TEKS YANG DIEKSTRAK:
● ● ● ● ● ● ●
Aduh! Rupiah Melemah Lagi akibat Perang Dagang dan Konflik Hong Kong

Baca Juga

MINEWS, JAKARTA – Pelemahan mata uang rupiah atas dolar Amerika Serikat (AS) kembali berlanjut di akhir perdagangan hari kedua pekan ini, Selasa 23 Agustus 2019.

Adapun hingga pukul 15.37 WIB, posisi rupiah berada di level Rp 14.323 per dolar AS atau melemah 0,53 persen dari penutupan hari sebelumnya.

Mengutip data dari RTI Business, sejumlah mata uang Asia juga mengalami hal yang serupa dengan rupiah. Mata uang Yen Jepang melemah atas dolar AS 0,08 persen dan Yuan China turun 0,07 persen. Sementara mata uang dolar Singapura malah stagnan atau tak bergerak dari penutupan kemarin.

Namun pergerakan sejumlah mata uang negara maju bergerak variatif. Dolar Australia tercatat menguat atas dolar AS sebesar 0,24 persen. Sementara mata uang euro dan poundsterling malah melemah masing-masing sebesar 0,21 persen dan 0,07 persen.

Direktur Utama Garuda Berjangka Ibrahim, mengatakan bahwa pelemahan rupiah sepanjang hari ini masih disebabkan oleh ketidakpastian hubungan dagang antara AS dan China yang mendorong minat investor untuk mengoleksi emas.

“Pasalnya, pada akhir pekan lalu Presiden AS, Donald Trump, mengatakan dirinya masih belum siap untuk membuat kesepakatan dengan China. Sebelumnya dirinya juga sudah mengancam akan mengenakan tarif 10 persen pada produk impor asal China senilai 300 miliar dolar AS,” kata dia pada Selasa sore ini.

Selain itu, kata Ibrahim, pada hari ini People’s Bank of China juga menurunkan titik tengah resmi yuan untuk hari kesembilan berturut-turut menjadi 7,0326 per dolar AS. Yuan telah menjadi titik fokus sejak pekan lalu ketika Beijing membiarkan mata uang jatuh di bawah 7 per dolar, mendorong Washington untuk secara resmi menyebut Beijing sebagai manipulator mata uang, dan semakin meningkatkan perang perdagangan yang sedang berlangsung antara kedua belah pihak.
● ● ● ● ● ● ●
MATERI TERSIMPAN:
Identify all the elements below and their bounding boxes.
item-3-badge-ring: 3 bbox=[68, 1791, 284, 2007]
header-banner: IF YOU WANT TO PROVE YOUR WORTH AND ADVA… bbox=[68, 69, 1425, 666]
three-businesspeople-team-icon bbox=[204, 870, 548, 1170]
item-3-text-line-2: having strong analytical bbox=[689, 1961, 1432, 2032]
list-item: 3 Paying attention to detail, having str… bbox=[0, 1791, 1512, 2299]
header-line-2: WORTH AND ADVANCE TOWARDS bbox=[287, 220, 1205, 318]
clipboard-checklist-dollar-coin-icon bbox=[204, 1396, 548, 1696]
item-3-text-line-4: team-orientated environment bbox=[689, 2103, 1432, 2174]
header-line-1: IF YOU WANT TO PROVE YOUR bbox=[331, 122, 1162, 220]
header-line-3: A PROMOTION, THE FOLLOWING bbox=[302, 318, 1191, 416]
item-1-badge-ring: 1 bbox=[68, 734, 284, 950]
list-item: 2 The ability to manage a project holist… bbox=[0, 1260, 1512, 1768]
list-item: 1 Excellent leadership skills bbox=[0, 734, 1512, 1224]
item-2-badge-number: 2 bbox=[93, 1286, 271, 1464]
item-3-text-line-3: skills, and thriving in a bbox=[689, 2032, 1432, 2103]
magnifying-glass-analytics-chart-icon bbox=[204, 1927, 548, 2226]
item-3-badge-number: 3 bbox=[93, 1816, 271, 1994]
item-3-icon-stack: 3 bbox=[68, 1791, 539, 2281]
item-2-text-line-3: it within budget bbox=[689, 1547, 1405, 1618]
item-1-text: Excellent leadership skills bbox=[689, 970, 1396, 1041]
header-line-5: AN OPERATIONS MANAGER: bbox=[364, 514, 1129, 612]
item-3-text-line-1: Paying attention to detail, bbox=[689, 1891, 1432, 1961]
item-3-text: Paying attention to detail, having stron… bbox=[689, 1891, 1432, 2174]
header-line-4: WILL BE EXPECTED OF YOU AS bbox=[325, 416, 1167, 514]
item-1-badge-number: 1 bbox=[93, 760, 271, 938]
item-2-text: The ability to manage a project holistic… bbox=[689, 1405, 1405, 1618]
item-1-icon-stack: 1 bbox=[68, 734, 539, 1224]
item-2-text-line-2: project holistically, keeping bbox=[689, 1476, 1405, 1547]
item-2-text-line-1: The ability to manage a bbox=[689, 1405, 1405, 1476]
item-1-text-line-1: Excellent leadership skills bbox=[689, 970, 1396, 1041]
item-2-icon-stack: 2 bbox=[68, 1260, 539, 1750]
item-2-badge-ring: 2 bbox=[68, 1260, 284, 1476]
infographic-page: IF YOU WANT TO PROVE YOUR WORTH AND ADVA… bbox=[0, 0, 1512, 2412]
● ● ● ● ● ● ●
PEKERJAAN YANG DIMINTA:
Lanjutkan berita tentang pelemahan rupiah akibat perang dagang, dimulai setelah kalimat terakhir yang ada. Materi tersebut tidak diperlukan di sini.

HASIL PENGERJAAN:
Yuan China saat ini berada pada tingkat yang sesuai dan fluktuasi tidak serta merta akan menyebabkan aliran modal yang tidak teratur, kata seorang pejabat senior di People’s Bank of China kepada Reuters, Selasa.

Di sisi lain keresahan politik di Hong Kong yang menyebabkan bandara kota menghentikan operasi dan kekhawatiran perdagangan Tiongkok-AS membuat  indek dollar diuntungkan.

“Sehingga dikhawatirkan banyak dana asing yang keluar dari Tiongkok sehingga akan berpengaruh terhadap perekonomian tiongkok,” ujar Ibrahim.

Sementara dari dalam negeri, guna mempertahankan stabilitas nilai mata uang rupiah, BI kembali memantau keadaan pasar dengan cara melakukan intervensi dalam pasar obligasi dan valas melalui transaksi DNDF.

Hal ini bertujuan demi membendung penghindaran risiko yang dipicu kekhawatiran akan krisis keuangan di Argentina dan risiko politik di Hong Kong serta perang dagang.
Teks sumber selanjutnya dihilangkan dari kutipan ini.